__WHAT TO WORK ON__. Here are some records; copy every line that holds the word "scatter".

──────── WORKING DATA ────────

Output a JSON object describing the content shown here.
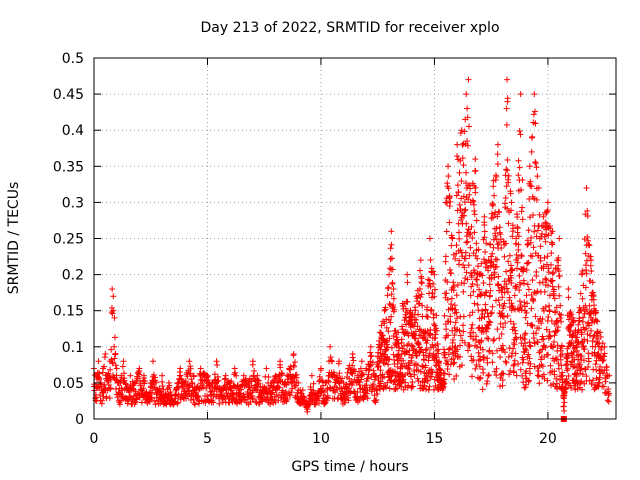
{
  "chart_data": {
    "type": "scatter",
    "title": "Day 213 of 2022, SRMTID for receiver xplo",
    "xlabel": "GPS time / hours",
    "ylabel": "SRMTID / TECUs",
    "xlim": [
      0,
      23
    ],
    "ylim": [
      0,
      0.5
    ],
    "xticks": [
      0,
      5,
      10,
      15,
      20
    ],
    "yticks": [
      0,
      0.05,
      0.1,
      0.15,
      0.2,
      0.25,
      0.3,
      0.35,
      0.4,
      0.45,
      0.5
    ],
    "xtick_labels": [
      "0",
      "5",
      "10",
      "15",
      "20"
    ],
    "ytick_labels": [
      "0",
      "0.05",
      "0.1",
      "0.15",
      "0.2",
      "0.25",
      "0.3",
      "0.35",
      "0.4",
      "0.45",
      "0.5"
    ],
    "grid": true,
    "marker": "plus",
    "color": "#ff0000",
    "envelope_note": "approximate upper envelope of the dense scatter, hours vs TECUs",
    "series": [
      {
        "name": "SRMTID",
        "points": [
          [
            0.0,
            0.07
          ],
          [
            0.1,
            0.06
          ],
          [
            0.2,
            0.08
          ],
          [
            0.3,
            0.05
          ],
          [
            0.4,
            0.07
          ],
          [
            0.5,
            0.09
          ],
          [
            0.6,
            0.06
          ],
          [
            0.7,
            0.08
          ],
          [
            0.8,
            0.18
          ],
          [
            0.85,
            0.17
          ],
          [
            0.9,
            0.14
          ],
          [
            1.0,
            0.07
          ],
          [
            1.1,
            0.05
          ],
          [
            1.2,
            0.06
          ],
          [
            1.3,
            0.08
          ],
          [
            1.5,
            0.04
          ],
          [
            1.6,
            0.06
          ],
          [
            1.8,
            0.05
          ],
          [
            2.0,
            0.07
          ],
          [
            2.1,
            0.04
          ],
          [
            2.2,
            0.06
          ],
          [
            2.4,
            0.03
          ],
          [
            2.5,
            0.05
          ],
          [
            2.6,
            0.08
          ],
          [
            2.8,
            0.04
          ],
          [
            3.0,
            0.06
          ],
          [
            3.1,
            0.03
          ],
          [
            3.3,
            0.05
          ],
          [
            3.5,
            0.02
          ],
          [
            3.6,
            0.04
          ],
          [
            3.8,
            0.07
          ],
          [
            4.0,
            0.05
          ],
          [
            4.2,
            0.08
          ],
          [
            4.4,
            0.06
          ],
          [
            4.5,
            0.04
          ],
          [
            4.7,
            0.07
          ],
          [
            5.0,
            0.06
          ],
          [
            5.2,
            0.05
          ],
          [
            5.4,
            0.08
          ],
          [
            5.6,
            0.04
          ],
          [
            5.8,
            0.06
          ],
          [
            6.0,
            0.05
          ],
          [
            6.2,
            0.07
          ],
          [
            6.4,
            0.04
          ],
          [
            6.6,
            0.06
          ],
          [
            6.8,
            0.05
          ],
          [
            7.0,
            0.08
          ],
          [
            7.2,
            0.06
          ],
          [
            7.4,
            0.04
          ],
          [
            7.6,
            0.07
          ],
          [
            7.8,
            0.05
          ],
          [
            8.0,
            0.06
          ],
          [
            8.2,
            0.08
          ],
          [
            8.4,
            0.05
          ],
          [
            8.6,
            0.07
          ],
          [
            8.8,
            0.09
          ],
          [
            9.0,
            0.05
          ],
          [
            9.2,
            0.04
          ],
          [
            9.4,
            0.01
          ],
          [
            9.6,
            0.06
          ],
          [
            9.8,
            0.03
          ],
          [
            10.0,
            0.07
          ],
          [
            10.2,
            0.05
          ],
          [
            10.4,
            0.1
          ],
          [
            10.6,
            0.06
          ],
          [
            10.8,
            0.08
          ],
          [
            11.0,
            0.05
          ],
          [
            11.2,
            0.07
          ],
          [
            11.4,
            0.09
          ],
          [
            11.6,
            0.06
          ],
          [
            11.8,
            0.08
          ],
          [
            12.0,
            0.07
          ],
          [
            12.2,
            0.1
          ],
          [
            12.4,
            0.06
          ],
          [
            12.6,
            0.12
          ],
          [
            12.8,
            0.15
          ],
          [
            13.0,
            0.2
          ],
          [
            13.1,
            0.26
          ],
          [
            13.2,
            0.18
          ],
          [
            13.4,
            0.12
          ],
          [
            13.5,
            0.07
          ],
          [
            13.6,
            0.16
          ],
          [
            13.8,
            0.2
          ],
          [
            14.0,
            0.14
          ],
          [
            14.2,
            0.17
          ],
          [
            14.4,
            0.22
          ],
          [
            14.6,
            0.12
          ],
          [
            14.8,
            0.25
          ],
          [
            15.0,
            0.2
          ],
          [
            15.2,
            0.08
          ],
          [
            15.4,
            0.05
          ],
          [
            15.5,
            0.3
          ],
          [
            15.6,
            0.35
          ],
          [
            15.8,
            0.25
          ],
          [
            16.0,
            0.38
          ],
          [
            16.2,
            0.4
          ],
          [
            16.4,
            0.45
          ],
          [
            16.5,
            0.47
          ],
          [
            16.6,
            0.3
          ],
          [
            16.8,
            0.36
          ],
          [
            17.0,
            0.2
          ],
          [
            17.2,
            0.28
          ],
          [
            17.4,
            0.22
          ],
          [
            17.6,
            0.33
          ],
          [
            17.8,
            0.38
          ],
          [
            18.0,
            0.18
          ],
          [
            18.2,
            0.47
          ],
          [
            18.4,
            0.3
          ],
          [
            18.6,
            0.25
          ],
          [
            18.8,
            0.45
          ],
          [
            19.0,
            0.15
          ],
          [
            19.2,
            0.35
          ],
          [
            19.4,
            0.45
          ],
          [
            19.6,
            0.32
          ],
          [
            19.8,
            0.28
          ],
          [
            20.0,
            0.3
          ],
          [
            20.2,
            0.26
          ],
          [
            20.4,
            0.22
          ],
          [
            20.5,
            0.25
          ],
          [
            20.7,
            0.0
          ],
          [
            20.9,
            0.18
          ],
          [
            21.1,
            0.14
          ],
          [
            21.3,
            0.12
          ],
          [
            21.5,
            0.2
          ],
          [
            21.7,
            0.32
          ],
          [
            21.9,
            0.22
          ],
          [
            22.1,
            0.15
          ],
          [
            22.3,
            0.12
          ],
          [
            22.5,
            0.1
          ],
          [
            22.7,
            0.06
          ]
        ]
      }
    ]
  }
}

────────

__COMPLETED EXERCISE__.
    "type": "scatter",
    "envelope_note": "approximate upper envelope of the dense scatter, hours vs TECUs",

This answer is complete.